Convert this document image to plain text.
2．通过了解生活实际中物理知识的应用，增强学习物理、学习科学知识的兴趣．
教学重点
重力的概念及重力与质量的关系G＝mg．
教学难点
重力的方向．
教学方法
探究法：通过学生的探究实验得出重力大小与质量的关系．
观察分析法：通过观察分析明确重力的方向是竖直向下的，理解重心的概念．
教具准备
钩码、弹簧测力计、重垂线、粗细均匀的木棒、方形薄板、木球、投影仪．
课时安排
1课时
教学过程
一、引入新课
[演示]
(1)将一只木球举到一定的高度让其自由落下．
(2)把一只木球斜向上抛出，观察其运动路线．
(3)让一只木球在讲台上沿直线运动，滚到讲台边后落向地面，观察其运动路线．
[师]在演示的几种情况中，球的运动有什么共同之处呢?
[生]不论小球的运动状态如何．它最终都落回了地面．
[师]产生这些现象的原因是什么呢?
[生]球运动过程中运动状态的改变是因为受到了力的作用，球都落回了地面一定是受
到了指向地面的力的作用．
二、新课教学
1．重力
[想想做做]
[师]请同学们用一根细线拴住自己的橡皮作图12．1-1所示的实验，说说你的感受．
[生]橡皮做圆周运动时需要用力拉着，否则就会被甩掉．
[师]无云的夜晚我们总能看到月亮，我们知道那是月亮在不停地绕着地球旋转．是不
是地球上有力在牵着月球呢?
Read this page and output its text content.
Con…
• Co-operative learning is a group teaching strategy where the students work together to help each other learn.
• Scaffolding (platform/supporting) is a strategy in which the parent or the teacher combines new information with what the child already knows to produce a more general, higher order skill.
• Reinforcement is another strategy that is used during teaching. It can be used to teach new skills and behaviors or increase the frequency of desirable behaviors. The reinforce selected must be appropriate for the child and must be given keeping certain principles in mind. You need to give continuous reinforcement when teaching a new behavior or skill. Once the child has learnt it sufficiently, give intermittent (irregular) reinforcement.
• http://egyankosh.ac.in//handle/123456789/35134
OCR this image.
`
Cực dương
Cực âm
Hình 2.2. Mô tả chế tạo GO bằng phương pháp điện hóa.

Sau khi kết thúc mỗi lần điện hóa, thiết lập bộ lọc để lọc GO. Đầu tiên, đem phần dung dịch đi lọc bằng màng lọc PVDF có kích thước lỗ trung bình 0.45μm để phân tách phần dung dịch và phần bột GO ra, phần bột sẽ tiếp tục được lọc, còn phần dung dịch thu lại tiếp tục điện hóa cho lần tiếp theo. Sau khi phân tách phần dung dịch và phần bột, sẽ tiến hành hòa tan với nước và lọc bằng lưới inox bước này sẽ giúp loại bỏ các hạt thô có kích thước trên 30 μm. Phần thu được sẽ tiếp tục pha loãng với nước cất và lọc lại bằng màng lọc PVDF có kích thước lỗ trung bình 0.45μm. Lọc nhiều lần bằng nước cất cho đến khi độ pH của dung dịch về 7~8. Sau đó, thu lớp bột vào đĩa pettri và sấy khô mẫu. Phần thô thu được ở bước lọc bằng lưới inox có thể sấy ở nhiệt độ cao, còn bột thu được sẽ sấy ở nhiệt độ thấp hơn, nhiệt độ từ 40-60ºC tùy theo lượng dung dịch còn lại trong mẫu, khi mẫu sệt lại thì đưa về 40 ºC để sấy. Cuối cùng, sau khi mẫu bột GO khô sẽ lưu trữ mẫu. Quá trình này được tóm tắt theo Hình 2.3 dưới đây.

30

Problem to solve:
Type the whole listing again, unaltered.

The reply:
Convert this document image to plain text.
2．通过了解生活实际中物理知识的应用，增强学习物理、学习科学知识的兴趣．
教学重点
重力的概念及重力与质量的关系G＝mg．
教学难点
重力的方向．
教学方法
探究法：通过学生的探究实验得出重力大小与质量的关系．
观察分析法：通过观察分析明确重力的方向是竖直向下的，理解重心的概念．
教具准备
钩码、弹簧测力计、重垂线、粗细均匀的木棒、方形薄板、木球、投影仪．
课时安排
1课时
教学过程
一、引入新课
[演示]
(1)将一只木球举到一定的高度让其自由落下．
(2)把一只木球斜向上抛出，观察其运动路线．
(3)让一只木球在讲台上沿直线运动，滚到讲台边后落向地面，观察其运动路线．
[师]在演示的几种情况中，球的运动有什么共同之处呢?
[生]不论小球的运动状态如何．它最终都落回了地面．
[师]产生这些现象的原因是什么呢?
[生]球运动过程中运动状态的改变是因为受到了力的作用，球都落回了地面一定是受
到了指向地面的力的作用．
二、新课教学
1．重力
[想想做做]
[师]请同学们用一根细线拴住自己的橡皮作图12．1-1所示的实验，说说你的感受．
[生]橡皮做圆周运动时需要用力拉着，否则就会被甩掉．
[师]无云的夜晚我们总能看到月亮，我们知道那是月亮在不停地绕着地球旋转．是不
是地球上有力在牵着月球呢?
Read this page and output its text content.
Con…
• Co-operative learning is a group teaching strategy where the students work together to help each other learn.
• Scaffolding (platform/supporting) is a strategy in which the parent or the teacher combines new information with what the child already knows to produce a more general, higher order skill.
• Reinforcement is another strategy that is used during teaching. It can be used to teach new skills and behaviors or increase the frequency of desirable behaviors. The reinforce selected must be appropriate for the child and must be given keeping certain principles in mind. You need to give continuous reinforcement when teaching a new behavior or skill. Once the child has learnt it sufficiently, give intermittent (irregular) reinforcement.
• http://egyankosh.ac.in//handle/123456789/35134
OCR this image.
`
Cực dương
Cực âm
Hình 2.2. Mô tả chế tạo GO bằng phương pháp điện hóa.

Sau khi kết thúc mỗi lần điện hóa, thiết lập bộ lọc để lọc GO. Đầu tiên, đem phần dung dịch đi lọc bằng màng lọc PVDF có kích thước lỗ trung bình 0.45μm để phân tách phần dung dịch và phần bột GO ra, phần bột sẽ tiếp tục được lọc, còn phần dung dịch thu lại tiếp tục điện hóa cho lần tiếp theo. Sau khi phân tách phần dung dịch và phần bột, sẽ tiến hành hòa tan với nước và lọc bằng lưới inox bước này sẽ giúp loại bỏ các hạt thô có kích thước trên 30 μm. Phần thu được sẽ tiếp tục pha loãng với nước cất và lọc lại bằng màng lọc PVDF có kích thước lỗ trung bình 0.45μm. Lọc nhiều lần bằng nước cất cho đến khi độ pH của dung dịch về 7~8. Sau đó, thu lớp bột vào đĩa pettri và sấy khô mẫu. Phần thô thu được ở bước lọc bằng lưới inox có thể sấy ở nhiệt độ cao, còn bột thu được sẽ sấy ở nhiệt độ thấp hơn, nhiệt độ từ 40-60ºC tùy theo lượng dung dịch còn lại trong mẫu, khi mẫu sệt lại thì đưa về 40 ºC để sấy. Cuối cùng, sau khi mẫu bột GO khô sẽ lưu trữ mẫu. Quá trình này được tóm tắt theo Hình 2.3 dưới đây.

30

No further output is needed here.